Fill out our Daily Orange reader survey to make our paper better


FB : Offensive line takes step back, allows five sacks in loss

PISCATAWAY, N.J. – Mitch Browning, Syracuse’s offensive coordinator, stared down at a stat sheet following a 35-17 loss to Rutgers Saturday, and offensive futility stared back at him.

Just 35 passing yards.

Just 51 yards rushing after Doug Hogue’s 82-yard first quarter dash.

A 15-minute deficit in time of possession. Other numbers not found on the score sheet – six three-and-out possessions and a season-high five sacks allowed – were just as disheartening.

A few moments later, Browning offered something of an answer. He pointed up front, to his own unit, the offensive line. What caused the problems? ‘Probably our inability to control the line of scrimmage,’ Browning said.



The Syracuse offensive line took a step backward Saturday, resembling the 2007 unit they had worked so hard to forget, the one fraught with too few openings for running backs and too many openings for pass-rushing defenders.

Browning resurrected the unit in the offseason. He switched the blocking system and simplified the schemes. The line has responded. Curtis Brinkley is on the verge of a 1,000 yard season. The SU blockers had given up 14 sacks coming into this game, down from 54 the previous year.

All was well. Until Saturday.

That progress was wiped away in the Rutgers Stadium drizzle. The line’s consistent problems allowed Rutgers to control the ball and come back from an early 14-0 deficit. Syracuse accumulated only seven first downs. The Scarlet Knight defense confused the SU offense, rushed the passer and clogged holes all day long. Defensive end Jamaal Westerman wreaked havoc for the Scarlet Knights, finishing with two sacks. Rutgers had eight tackles for a loss, costing the Orange 45 total yards.

‘They stemmed around and did different things that really we hadn’t seen as much of,’ Syracuse head coach Greg Robinson said. ‘It created some situations where we had to be on top of it that we weren’t.’

Quarterback Cameron Dantley audibled on Hogue’s touchdown run, spotting an oncoming safety blitz. Hogue hit daylight and was gone. After that, the Syracuse running game disappeared just as fast. Brinkley didn’t have the daylight he had grown accustomed to, the gaps he needs to jumpstart the offense. He didn’t have many chances, either. Syracuse had only one first down in the first half, and that came on a Dantley scramble as time wound down.

(Source data)
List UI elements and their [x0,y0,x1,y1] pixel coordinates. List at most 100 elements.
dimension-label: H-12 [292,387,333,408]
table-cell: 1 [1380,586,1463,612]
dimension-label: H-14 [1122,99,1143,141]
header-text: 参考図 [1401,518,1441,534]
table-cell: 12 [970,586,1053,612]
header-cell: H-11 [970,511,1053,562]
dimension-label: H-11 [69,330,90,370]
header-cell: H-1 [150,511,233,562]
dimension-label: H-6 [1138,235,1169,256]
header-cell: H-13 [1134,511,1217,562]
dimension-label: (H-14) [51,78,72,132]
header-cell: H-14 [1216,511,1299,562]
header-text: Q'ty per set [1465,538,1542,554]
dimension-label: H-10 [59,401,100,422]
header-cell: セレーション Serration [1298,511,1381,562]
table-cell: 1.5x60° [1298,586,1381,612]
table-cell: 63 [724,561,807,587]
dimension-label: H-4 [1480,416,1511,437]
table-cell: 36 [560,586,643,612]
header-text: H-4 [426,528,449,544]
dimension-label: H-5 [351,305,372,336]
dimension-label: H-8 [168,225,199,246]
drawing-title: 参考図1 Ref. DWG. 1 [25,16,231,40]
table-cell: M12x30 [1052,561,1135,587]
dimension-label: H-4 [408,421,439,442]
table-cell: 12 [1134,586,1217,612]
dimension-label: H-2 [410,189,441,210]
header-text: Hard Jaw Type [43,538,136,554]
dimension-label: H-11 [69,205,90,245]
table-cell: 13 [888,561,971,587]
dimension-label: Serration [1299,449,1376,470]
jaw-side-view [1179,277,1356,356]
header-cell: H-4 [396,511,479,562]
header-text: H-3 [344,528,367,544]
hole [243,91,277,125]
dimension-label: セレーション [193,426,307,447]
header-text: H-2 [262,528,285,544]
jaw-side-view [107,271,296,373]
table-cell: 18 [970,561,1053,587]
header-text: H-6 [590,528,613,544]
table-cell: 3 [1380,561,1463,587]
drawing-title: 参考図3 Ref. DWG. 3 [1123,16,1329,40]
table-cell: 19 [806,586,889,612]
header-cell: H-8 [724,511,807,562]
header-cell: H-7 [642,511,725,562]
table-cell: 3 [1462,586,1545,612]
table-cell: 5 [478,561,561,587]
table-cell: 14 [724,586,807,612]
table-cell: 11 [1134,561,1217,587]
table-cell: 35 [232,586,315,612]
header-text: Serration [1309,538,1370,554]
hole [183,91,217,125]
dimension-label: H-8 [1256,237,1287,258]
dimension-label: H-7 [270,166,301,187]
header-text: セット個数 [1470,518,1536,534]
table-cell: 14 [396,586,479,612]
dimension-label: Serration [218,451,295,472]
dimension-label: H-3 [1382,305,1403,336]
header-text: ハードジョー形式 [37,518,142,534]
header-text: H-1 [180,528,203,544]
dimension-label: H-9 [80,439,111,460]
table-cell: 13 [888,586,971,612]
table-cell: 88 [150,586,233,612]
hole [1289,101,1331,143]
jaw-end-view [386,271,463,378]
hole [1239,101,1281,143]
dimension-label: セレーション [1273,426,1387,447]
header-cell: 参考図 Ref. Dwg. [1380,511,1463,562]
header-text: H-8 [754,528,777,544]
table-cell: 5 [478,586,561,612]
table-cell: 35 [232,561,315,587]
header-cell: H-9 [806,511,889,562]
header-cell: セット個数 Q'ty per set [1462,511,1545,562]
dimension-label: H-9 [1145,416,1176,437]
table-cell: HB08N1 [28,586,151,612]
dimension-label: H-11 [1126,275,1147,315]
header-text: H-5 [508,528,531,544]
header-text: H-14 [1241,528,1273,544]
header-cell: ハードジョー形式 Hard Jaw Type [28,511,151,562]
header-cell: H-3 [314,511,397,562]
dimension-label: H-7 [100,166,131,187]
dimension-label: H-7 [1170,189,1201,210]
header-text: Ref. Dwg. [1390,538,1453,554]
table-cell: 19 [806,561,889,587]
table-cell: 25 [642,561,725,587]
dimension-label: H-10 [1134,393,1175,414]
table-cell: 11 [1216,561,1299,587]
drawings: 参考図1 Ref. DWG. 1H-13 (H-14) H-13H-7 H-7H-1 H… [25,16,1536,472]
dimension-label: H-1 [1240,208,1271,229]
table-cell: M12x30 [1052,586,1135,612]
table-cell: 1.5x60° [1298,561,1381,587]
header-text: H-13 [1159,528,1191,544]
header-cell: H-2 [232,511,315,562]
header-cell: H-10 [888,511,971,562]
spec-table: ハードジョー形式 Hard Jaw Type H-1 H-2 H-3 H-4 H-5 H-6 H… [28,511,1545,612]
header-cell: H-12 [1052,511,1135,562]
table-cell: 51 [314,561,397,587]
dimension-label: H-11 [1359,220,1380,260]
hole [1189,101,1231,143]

*Exercises*:
[1] Print the portion of the Syracuse football article that opens with the words containing "A 15-minute deficit" and closes with "for pass-rushing defenders.".
[2] Translate this sentence from the Syracuse football article into Spanish: "He switched the blocking system and simplified the schemes."
[3] Write the next part of the Syracuse football article, picking up after its final sentence.
The entries are separate material and are unrelated to the Syracuse football article.

*Outputs by task*:
[1]
A 15-minute deficit in time of possession. Other numbers not found on the score sheet – six three-and-out possessions and a season-high five sacks allowed – were just as disheartening.

A few moments later, Browning offered something of an answer. He pointed up front, to his own unit, the offensive line. What caused the problems? ‘Probably our inability to control the line of scrimmage,’ Browning said.



The Syracuse offensive line took a step backward Saturday, resembling the 2007 unit they had worked so hard to forget, the one fraught with too few openings for running backs and too many openings for pass-rushing defenders.

[2] Cambió el sistema de bloqueo y simplificó los esquemas.

[3]
And even when they had an opportunity, the offense couldn’t deliver. On a key 3rd-and-1 in the second quarter, safety Courtney Greene and linebacker Ryan D’Imperio burst into the backfield and wrestled Brinkley down for a loss.

Another three-and-out.

‘Rutgers was doing a great job executing their gameplan on defense,’ Brinkley said. ‘Like I said earlier, we never got a chance to get into a rhythm like that.’

With the running game stagnant, the passing game had no answer. Dantley was hassled early and often. He finished with 19 yards, on 3-for-12 passing. The Scarlet Knights sacked him four times.

‘Obviously, there’s going to be times where all of a sudden, it looks like the running game isn’t rolling,’ Robinson said. ‘We have to be able to throw the football. I didn’t feel like we did a real good job of that today.’

A shot from linebacker Kevin Malast and defensive tackle Pete Tverdov knocked Dantley out of the game late in the third quarter. Dantley sprained his right ankle on the play. Former starter Andrew Robinson replaced him, with little noticeable difference. Robinson wracked up a grand total of 16 yards on 2-for-7 passing.

New quarterback. Same problems. ‘We were struggling on offense, there’s no doubt that,’ Andrew Robinson said. ‘When Cam was in, we were struggling. When I was in, we were struggling.’

The line has a week to re-tool. Anything to help them forget this week’s debacle.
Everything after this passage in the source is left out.